● What is expected: Each entry must be reproduced precisely as it stands.

● Supplied material:
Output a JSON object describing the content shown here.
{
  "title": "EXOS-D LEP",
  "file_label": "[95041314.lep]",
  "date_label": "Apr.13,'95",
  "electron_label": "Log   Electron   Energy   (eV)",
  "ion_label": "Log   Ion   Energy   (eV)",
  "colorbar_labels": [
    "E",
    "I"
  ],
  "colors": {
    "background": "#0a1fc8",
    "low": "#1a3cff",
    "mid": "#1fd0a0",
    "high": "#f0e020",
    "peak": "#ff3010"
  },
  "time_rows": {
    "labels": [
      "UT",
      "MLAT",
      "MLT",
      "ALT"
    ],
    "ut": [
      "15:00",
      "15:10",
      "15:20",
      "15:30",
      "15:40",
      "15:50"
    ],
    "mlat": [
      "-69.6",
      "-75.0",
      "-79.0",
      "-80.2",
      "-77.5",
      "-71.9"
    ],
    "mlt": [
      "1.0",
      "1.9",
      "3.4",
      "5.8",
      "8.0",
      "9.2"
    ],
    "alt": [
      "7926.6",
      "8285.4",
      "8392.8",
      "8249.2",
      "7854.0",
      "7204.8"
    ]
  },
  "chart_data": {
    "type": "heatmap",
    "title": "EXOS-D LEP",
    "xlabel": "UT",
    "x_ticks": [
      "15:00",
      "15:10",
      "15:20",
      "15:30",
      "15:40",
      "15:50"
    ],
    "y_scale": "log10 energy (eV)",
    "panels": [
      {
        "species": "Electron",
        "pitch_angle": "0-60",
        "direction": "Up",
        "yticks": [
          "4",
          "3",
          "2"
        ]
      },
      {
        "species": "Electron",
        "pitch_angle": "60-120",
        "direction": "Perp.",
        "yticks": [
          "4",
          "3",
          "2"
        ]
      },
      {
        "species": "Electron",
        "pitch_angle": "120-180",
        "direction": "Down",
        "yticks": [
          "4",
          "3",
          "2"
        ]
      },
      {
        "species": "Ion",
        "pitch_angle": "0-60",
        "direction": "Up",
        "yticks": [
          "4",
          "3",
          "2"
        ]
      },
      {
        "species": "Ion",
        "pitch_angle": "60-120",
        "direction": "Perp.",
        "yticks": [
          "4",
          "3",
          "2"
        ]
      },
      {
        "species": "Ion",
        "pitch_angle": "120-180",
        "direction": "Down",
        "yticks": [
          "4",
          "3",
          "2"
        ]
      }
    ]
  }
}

● Answer to the task:
Output a JSON object describing the content shown here.
{
  "title": "EXOS-D LEP",
  "file_label": "[95041314.lep]",
  "date_label": "Apr.13,'95",
  "electron_label": "Log   Electron   Energy   (eV)",
  "ion_label": "Log   Ion   Energy   (eV)",
  "colorbar_labels": [
    "E",
    "I"
  ],
  "colors": {
    "background": "#0a1fc8",
    "low": "#1a3cff",
    "mid": "#1fd0a0",
    "high": "#f0e020",
    "peak": "#ff3010"
  },
  "time_rows": {
    "labels": [
      "UT",
      "MLAT",
      "MLT",
      "ALT"
    ],
    "ut": [
      "15:00",
      "15:10",
      "15:20",
      "15:30",
      "15:40",
      "15:50"
    ],
    "mlat": [
      "-69.6",
      "-75.0",
      "-79.0",
      "-80.2",
      "-77.5",
      "-71.9"
    ],
    "mlt": [
      "1.0",
      "1.9",
      "3.4",
      "5.8",
      "8.0",
      "9.2"
    ],
    "alt": [
      "7926.6",
      "8285.4",
      "8392.8",
      "8249.2",
      "7854.0",
      "7204.8"
    ]
  },
  "chart_data": {
    "type": "heatmap",
    "title": "EXOS-D LEP",
    "xlabel": "UT",
    "x_ticks": [
      "15:00",
      "15:10",
      "15:20",
      "15:30",
      "15:40",
      "15:50"
    ],
    "y_scale": "log10 energy (eV)",
    "panels": [
      {
        "species": "Electron",
        "pitch_angle": "0-60",
        "direction": "Up",
        "yticks": [
          "4",
          "3",
          "2"
        ]
      },
      {
        "species": "Electron",
        "pitch_angle": "60-120",
        "direction": "Perp.",
        "yticks": [
          "4",
          "3",
          "2"
        ]
      },
      {
        "species": "Electron",
        "pitch_angle": "120-180",
        "direction": "Down",
        "yticks": [
          "4",
          "3",
          "2"
        ]
      },
      {
        "species": "Ion",
        "pitch_angle": "0-60",
        "direction": "Up",
        "yticks": [
          "4",
          "3",
          "2"
        ]
      },
      {
        "species": "Ion",
        "pitch_angle": "60-120",
        "direction": "Perp.",
        "yticks": [
          "4",
          "3",
          "2"
        ]
      },
      {
        "species": "Ion",
        "pitch_angle": "120-180",
        "direction": "Down",
        "yticks": [
          "4",
          "3",
          "2"
        ]
      }
    ]
  }
}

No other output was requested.